- [Aim]: All the records that follow need to be reproduced exactly. Omit the images.

Stored data entries
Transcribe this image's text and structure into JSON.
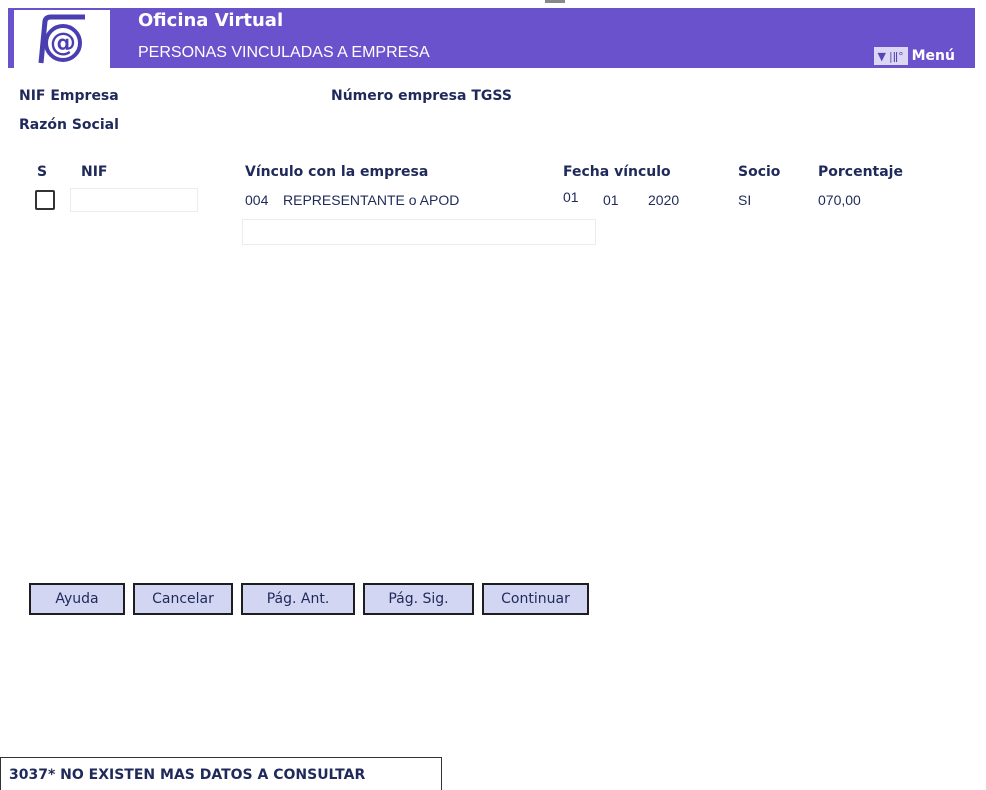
{
  "header": {
    "title": "Oficina Virtual",
    "subtitle": "PERSONAS VINCULADAS A EMPRESA",
    "menu_label": "Menú",
    "logo_icon": "at-sign-logo",
    "menu_icons": [
      "down-arrow-icon",
      "bars-icon"
    ]
  },
  "company": {
    "nif_label": "NIF Empresa",
    "tgss_label": "Número empresa TGSS",
    "razon_label": "Razón Social"
  },
  "table": {
    "headers": {
      "s": "S",
      "nif": "NIF",
      "vinculo": "Vínculo con la empresa",
      "fecha": "Fecha vínculo",
      "socio": "Socio",
      "porcentaje": "Porcentaje"
    },
    "rows": [
      {
        "vinculo_code": "004",
        "vinculo_text": "REPRESENTANTE o APOD",
        "fecha_dia": "01",
        "fecha_mes": "01",
        "fecha_anio": "2020",
        "socio": "SI",
        "porcentaje": "070,00"
      }
    ]
  },
  "buttons": {
    "ayuda": "Ayuda",
    "cancelar": "Cancelar",
    "pag_ant": "Pág. Ant.",
    "pag_sig": "Pág. Sig.",
    "continuar": "Continuar"
  },
  "status": {
    "message": "3037* NO EXISTEN MAS DATOS A CONSULTAR"
  },
  "colors": {
    "header_bg": "#6a52cc",
    "button_bg": "#d3d6f2",
    "text": "#1f2a5a"
  }
}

- [Response to this exercise]:
Transcribe this image's text and structure into JSON.
{
  "header": {
    "title": "Oficina Virtual",
    "subtitle": "PERSONAS VINCULADAS A EMPRESA",
    "menu_label": "Menú",
    "logo_icon": "at-sign-logo",
    "menu_icons": [
      "down-arrow-icon",
      "bars-icon"
    ]
  },
  "company": {
    "nif_label": "NIF Empresa",
    "tgss_label": "Número empresa TGSS",
    "razon_label": "Razón Social"
  },
  "table": {
    "headers": {
      "s": "S",
      "nif": "NIF",
      "vinculo": "Vínculo con la empresa",
      "fecha": "Fecha vínculo",
      "socio": "Socio",
      "porcentaje": "Porcentaje"
    },
    "rows": [
      {
        "vinculo_code": "004",
        "vinculo_text": "REPRESENTANTE o APOD",
        "fecha_dia": "01",
        "fecha_mes": "01",
        "fecha_anio": "2020",
        "socio": "SI",
        "porcentaje": "070,00"
      }
    ]
  },
  "buttons": {
    "ayuda": "Ayuda",
    "cancelar": "Cancelar",
    "pag_ant": "Pág. Ant.",
    "pag_sig": "Pág. Sig.",
    "continuar": "Continuar"
  },
  "status": {
    "message": "3037* NO EXISTEN MAS DATOS A CONSULTAR"
  },
  "colors": {
    "header_bg": "#6a52cc",
    "button_bg": "#d3d6f2",
    "text": "#1f2a5a"
  }
}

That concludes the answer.